• [Exercise brief]: Go through the records and copy each line where the word "color" occurs.
● ● ● ● ● ● ●
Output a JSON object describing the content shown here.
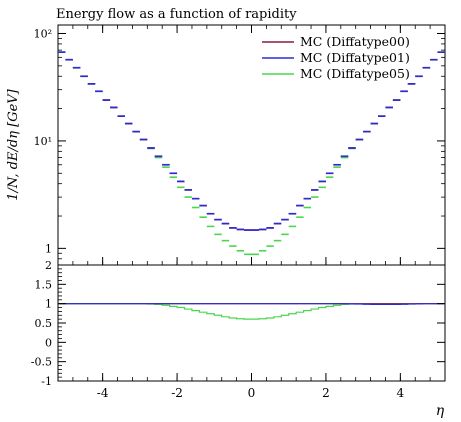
{
  "chart_data": {
    "type": "step",
    "title": "Energy flow as a function of rapidity",
    "xlabel": "η",
    "ylabel": "1/N, dE/dη [GeV]",
    "xlim": [
      -5.2,
      5.2
    ],
    "main_ylim": [
      0.7,
      120
    ],
    "main_yscale": "log",
    "main_ytick_labels": [
      "10²",
      "10¹",
      "1"
    ],
    "ratio_ylim": [
      -1,
      2
    ],
    "ratio_ytick_labels": [
      "2",
      "1.5",
      "1",
      "0.5",
      "0",
      "-0.5",
      "-1"
    ],
    "xtick_labels": [
      "-4",
      "-2",
      "0",
      "2",
      "4"
    ],
    "legend_position": "top-right",
    "x": [
      -5.1,
      -4.9,
      -4.7,
      -4.5,
      -4.3,
      -4.1,
      -3.9,
      -3.7,
      -3.5,
      -3.3,
      -3.1,
      -2.9,
      -2.7,
      -2.5,
      -2.3,
      -2.1,
      -1.9,
      -1.7,
      -1.5,
      -1.3,
      -1.1,
      -0.9,
      -0.7,
      -0.5,
      -0.3,
      -0.1,
      0.1,
      0.3,
      0.5,
      0.7,
      0.9,
      1.1,
      1.3,
      1.5,
      1.7,
      1.9,
      2.1,
      2.3,
      2.5,
      2.7,
      2.9,
      3.1,
      3.3,
      3.5,
      3.7,
      3.9,
      4.1,
      4.3,
      4.5,
      4.7,
      4.9,
      5.1
    ],
    "series": [
      {
        "name": "MC (Diffatype00)",
        "color": "#8b1c3a",
        "values": [
          67,
          57,
          48,
          40,
          34,
          29,
          24,
          20.5,
          17,
          14.5,
          12.2,
          10.3,
          8.6,
          7.2,
          6.0,
          5.0,
          4.2,
          3.5,
          2.9,
          2.5,
          2.1,
          1.85,
          1.7,
          1.55,
          1.5,
          1.48,
          1.48,
          1.5,
          1.55,
          1.7,
          1.85,
          2.1,
          2.5,
          2.9,
          3.5,
          4.2,
          5.0,
          6.0,
          7.2,
          8.6,
          10.3,
          12.2,
          14.5,
          17,
          20.5,
          24,
          29,
          34,
          40,
          48,
          57,
          67
        ],
        "ratio": [
          1,
          1,
          1,
          1,
          1,
          1,
          1,
          1,
          1,
          1,
          1,
          1,
          1,
          1,
          1,
          1,
          1,
          1,
          1,
          1,
          1,
          1,
          1,
          1,
          1,
          1,
          1,
          1,
          1,
          1,
          1,
          1,
          1,
          1,
          1,
          1,
          1,
          1,
          1,
          1,
          1,
          1,
          1,
          1,
          1,
          1,
          1,
          1,
          1,
          1,
          1,
          1
        ]
      },
      {
        "name": "MC (Diffatype01)",
        "color": "#2b2bd6",
        "values": [
          67,
          57,
          48,
          40,
          34,
          29,
          24,
          20.5,
          17,
          14.5,
          12.2,
          10.3,
          8.6,
          7.2,
          6.0,
          5.0,
          4.2,
          3.5,
          2.9,
          2.5,
          2.1,
          1.85,
          1.7,
          1.55,
          1.5,
          1.48,
          1.48,
          1.5,
          1.55,
          1.7,
          1.85,
          2.1,
          2.5,
          2.9,
          3.5,
          4.2,
          5.0,
          6.0,
          7.2,
          8.6,
          10.3,
          12.2,
          14.5,
          17,
          20.5,
          24,
          29,
          34,
          40,
          48,
          57,
          67
        ],
        "ratio": [
          1,
          1,
          1,
          1,
          1,
          1,
          1,
          1,
          1,
          1,
          1,
          1,
          1,
          1,
          1,
          1,
          1,
          1,
          1,
          1,
          1,
          1,
          1,
          1,
          1,
          1,
          1,
          1,
          1,
          1,
          1,
          1,
          1,
          1,
          1,
          1,
          1,
          1,
          1,
          0.995,
          0.99,
          0.985,
          0.98,
          0.98,
          0.98,
          0.98,
          0.985,
          0.99,
          0.995,
          1,
          1,
          1
        ]
      },
      {
        "name": "MC (Diffatype05)",
        "color": "#4cd64c",
        "values": [
          67,
          57,
          48,
          40,
          34,
          29,
          24,
          20.5,
          17,
          14.5,
          12.2,
          10.3,
          8.5,
          7.0,
          5.7,
          4.6,
          3.7,
          3.0,
          2.4,
          1.95,
          1.6,
          1.35,
          1.18,
          1.05,
          0.95,
          0.88,
          0.88,
          0.95,
          1.05,
          1.18,
          1.35,
          1.6,
          1.95,
          2.4,
          3.0,
          3.7,
          4.6,
          5.7,
          7.0,
          8.5,
          10.3,
          12.2,
          14.5,
          17,
          20.5,
          24,
          29,
          34,
          40,
          48,
          57,
          67
        ],
        "ratio": [
          1,
          1,
          1,
          1,
          1,
          1,
          1,
          1,
          1,
          1,
          1,
          1,
          0.99,
          0.98,
          0.96,
          0.93,
          0.9,
          0.86,
          0.82,
          0.78,
          0.74,
          0.7,
          0.66,
          0.63,
          0.61,
          0.6,
          0.6,
          0.61,
          0.63,
          0.66,
          0.7,
          0.74,
          0.78,
          0.82,
          0.86,
          0.9,
          0.93,
          0.96,
          0.98,
          0.99,
          1,
          1,
          1,
          1,
          1,
          1,
          1,
          1,
          1,
          1,
          1,
          1
        ]
      }
    ]
  }
}
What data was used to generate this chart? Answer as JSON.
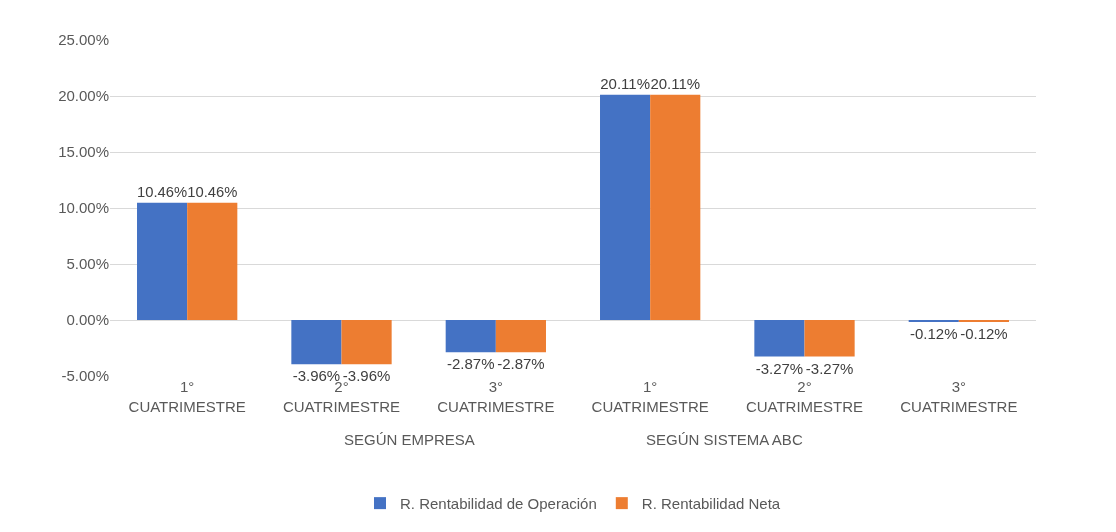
{
  "chart_data": {
    "type": "bar",
    "categories": [
      "1° CUATRIMESTRE",
      "2° CUATRIMESTRE",
      "3° CUATRIMESTRE",
      "1° CUATRIMESTRE",
      "2° CUATRIMESTRE",
      "3° CUATRIMESTRE"
    ],
    "series": [
      {
        "name": "R. Rentabilidad de Operación",
        "color": "#4472c4",
        "values": [
          10.46,
          -3.96,
          -2.87,
          20.11,
          -3.27,
          -0.12
        ],
        "value_labels": [
          "10.46%",
          "-3.96%",
          "-2.87%",
          "20.11%",
          "-3.27%",
          "-0.12%"
        ]
      },
      {
        "name": "R. Rentabilidad Neta",
        "color": "#ed7d31",
        "values": [
          10.46,
          -3.96,
          -2.87,
          20.11,
          -3.27,
          -0.12
        ],
        "value_labels": [
          "10.46%",
          "-3.96%",
          "-2.87%",
          "20.11%",
          "-3.27%",
          "-0.12%"
        ]
      }
    ],
    "annotations": [
      "SEGÚN EMPRESA",
      "SEGÚN SISTEMA ABC"
    ],
    "ylim": [
      -5,
      25
    ],
    "yticks": [
      {
        "value": -5,
        "label": "-5.00%"
      },
      {
        "value": 0,
        "label": "0.00%"
      },
      {
        "value": 5,
        "label": "5.00%"
      },
      {
        "value": 10,
        "label": "10.00%"
      },
      {
        "value": 15,
        "label": "15.00%"
      },
      {
        "value": 20,
        "label": "20.00%"
      },
      {
        "value": 25,
        "label": "25.00%"
      }
    ],
    "grid": "y",
    "legend": "bottom"
  }
}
● ● ● ● ● ● ●
• [Exercise answer]:
        "color": "#8b1c3a",
        "color": "#2b2bd6",
        "color": "#4cd64c",
        "color": "#4472c4",
        "color": "#ed7d31",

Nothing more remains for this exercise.